▸ AIM: Of the lines in the listing, how many include the string "mich"? Write the number and nothing else.

● ● ●

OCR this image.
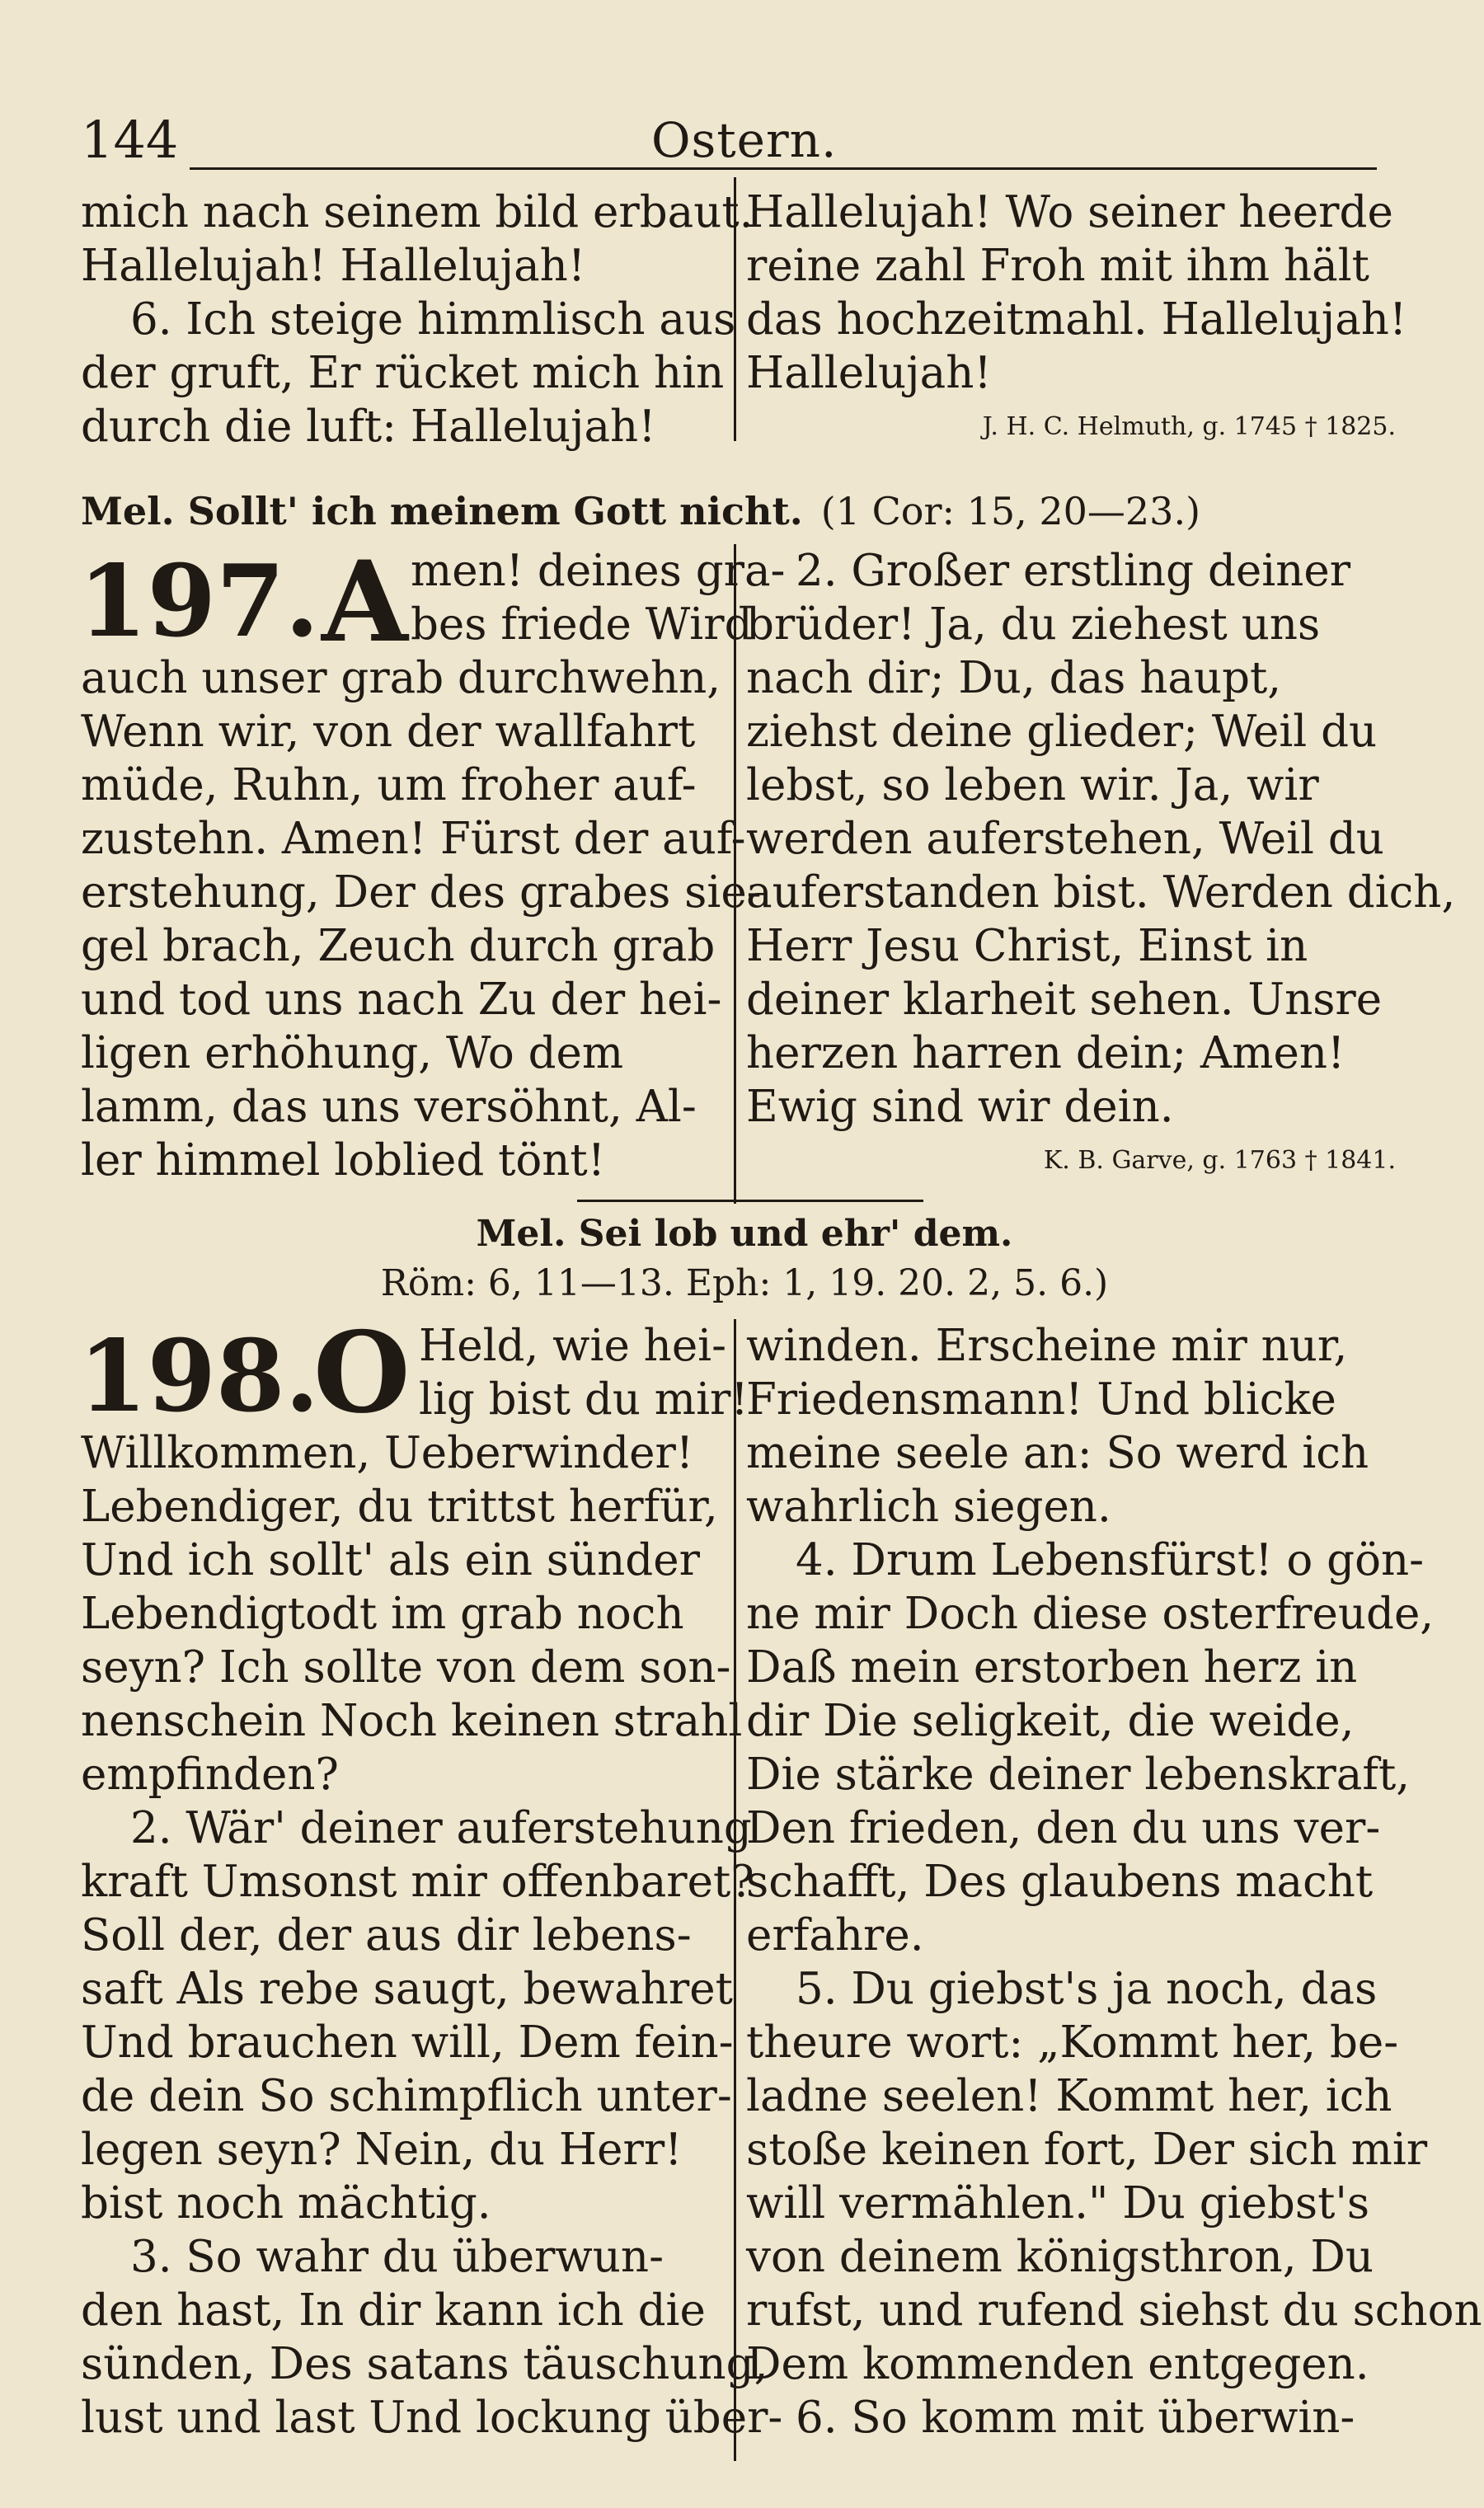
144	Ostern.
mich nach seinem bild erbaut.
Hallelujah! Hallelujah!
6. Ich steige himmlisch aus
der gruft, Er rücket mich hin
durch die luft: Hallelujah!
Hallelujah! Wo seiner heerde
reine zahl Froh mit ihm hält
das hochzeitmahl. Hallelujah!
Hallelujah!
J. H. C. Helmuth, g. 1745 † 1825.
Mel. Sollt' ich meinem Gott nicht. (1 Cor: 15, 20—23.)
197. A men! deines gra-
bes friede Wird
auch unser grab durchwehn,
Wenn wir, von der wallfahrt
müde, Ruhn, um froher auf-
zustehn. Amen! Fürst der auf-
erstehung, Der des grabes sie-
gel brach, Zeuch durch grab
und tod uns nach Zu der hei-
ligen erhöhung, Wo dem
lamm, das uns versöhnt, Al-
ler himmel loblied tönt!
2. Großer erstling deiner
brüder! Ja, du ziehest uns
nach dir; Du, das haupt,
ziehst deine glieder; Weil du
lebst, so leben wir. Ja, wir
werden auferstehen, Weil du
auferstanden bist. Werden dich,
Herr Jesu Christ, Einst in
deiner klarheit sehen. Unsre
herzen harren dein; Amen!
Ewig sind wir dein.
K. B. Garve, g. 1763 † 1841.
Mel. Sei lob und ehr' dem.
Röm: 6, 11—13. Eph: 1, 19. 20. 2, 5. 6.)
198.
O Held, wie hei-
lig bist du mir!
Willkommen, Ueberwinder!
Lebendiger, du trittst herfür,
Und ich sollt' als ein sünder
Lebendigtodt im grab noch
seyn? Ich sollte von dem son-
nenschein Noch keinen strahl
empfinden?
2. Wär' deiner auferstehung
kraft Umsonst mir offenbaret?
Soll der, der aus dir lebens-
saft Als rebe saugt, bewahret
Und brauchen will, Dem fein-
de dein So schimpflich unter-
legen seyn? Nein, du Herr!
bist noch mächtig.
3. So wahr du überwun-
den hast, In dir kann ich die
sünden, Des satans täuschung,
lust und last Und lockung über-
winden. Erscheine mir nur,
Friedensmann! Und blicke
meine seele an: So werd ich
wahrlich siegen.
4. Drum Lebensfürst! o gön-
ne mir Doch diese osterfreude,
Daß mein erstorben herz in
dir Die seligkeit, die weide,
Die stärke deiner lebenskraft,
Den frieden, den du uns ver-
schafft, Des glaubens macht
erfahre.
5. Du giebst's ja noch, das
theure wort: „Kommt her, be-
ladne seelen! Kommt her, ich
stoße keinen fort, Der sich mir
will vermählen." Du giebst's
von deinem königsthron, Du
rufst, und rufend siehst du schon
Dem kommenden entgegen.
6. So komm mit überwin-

● ● ●

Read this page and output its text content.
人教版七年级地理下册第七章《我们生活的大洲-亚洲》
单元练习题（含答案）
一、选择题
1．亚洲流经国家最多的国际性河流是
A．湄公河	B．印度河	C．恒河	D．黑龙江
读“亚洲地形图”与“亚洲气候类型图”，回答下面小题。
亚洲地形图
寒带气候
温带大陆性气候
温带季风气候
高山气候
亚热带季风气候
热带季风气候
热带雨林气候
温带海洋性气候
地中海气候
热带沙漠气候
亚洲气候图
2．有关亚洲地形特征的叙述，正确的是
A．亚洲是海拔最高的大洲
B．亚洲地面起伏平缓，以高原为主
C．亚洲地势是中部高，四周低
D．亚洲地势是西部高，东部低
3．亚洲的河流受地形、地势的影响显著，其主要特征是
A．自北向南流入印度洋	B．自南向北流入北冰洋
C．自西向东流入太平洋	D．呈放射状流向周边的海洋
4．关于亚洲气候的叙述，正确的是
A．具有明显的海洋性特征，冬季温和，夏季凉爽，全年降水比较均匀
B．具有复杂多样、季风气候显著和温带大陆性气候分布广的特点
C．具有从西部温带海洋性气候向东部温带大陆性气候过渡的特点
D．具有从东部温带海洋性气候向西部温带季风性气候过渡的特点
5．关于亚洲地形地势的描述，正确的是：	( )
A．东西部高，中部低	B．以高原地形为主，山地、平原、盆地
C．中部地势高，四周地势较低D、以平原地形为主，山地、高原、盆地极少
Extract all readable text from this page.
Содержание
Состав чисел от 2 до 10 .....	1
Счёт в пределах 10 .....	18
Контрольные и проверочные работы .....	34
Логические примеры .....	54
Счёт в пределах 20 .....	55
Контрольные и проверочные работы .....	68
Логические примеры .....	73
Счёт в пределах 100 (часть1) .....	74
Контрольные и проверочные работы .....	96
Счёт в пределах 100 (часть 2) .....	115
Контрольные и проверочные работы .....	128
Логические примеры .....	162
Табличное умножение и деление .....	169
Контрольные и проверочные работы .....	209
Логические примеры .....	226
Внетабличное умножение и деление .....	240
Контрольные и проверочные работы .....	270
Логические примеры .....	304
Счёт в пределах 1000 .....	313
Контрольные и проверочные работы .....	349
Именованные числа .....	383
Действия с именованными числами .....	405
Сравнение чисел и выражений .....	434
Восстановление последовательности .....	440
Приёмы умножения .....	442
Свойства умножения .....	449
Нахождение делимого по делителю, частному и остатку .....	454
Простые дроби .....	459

● ● ●

▸ ANSWER TO THIS EXERCISE: 2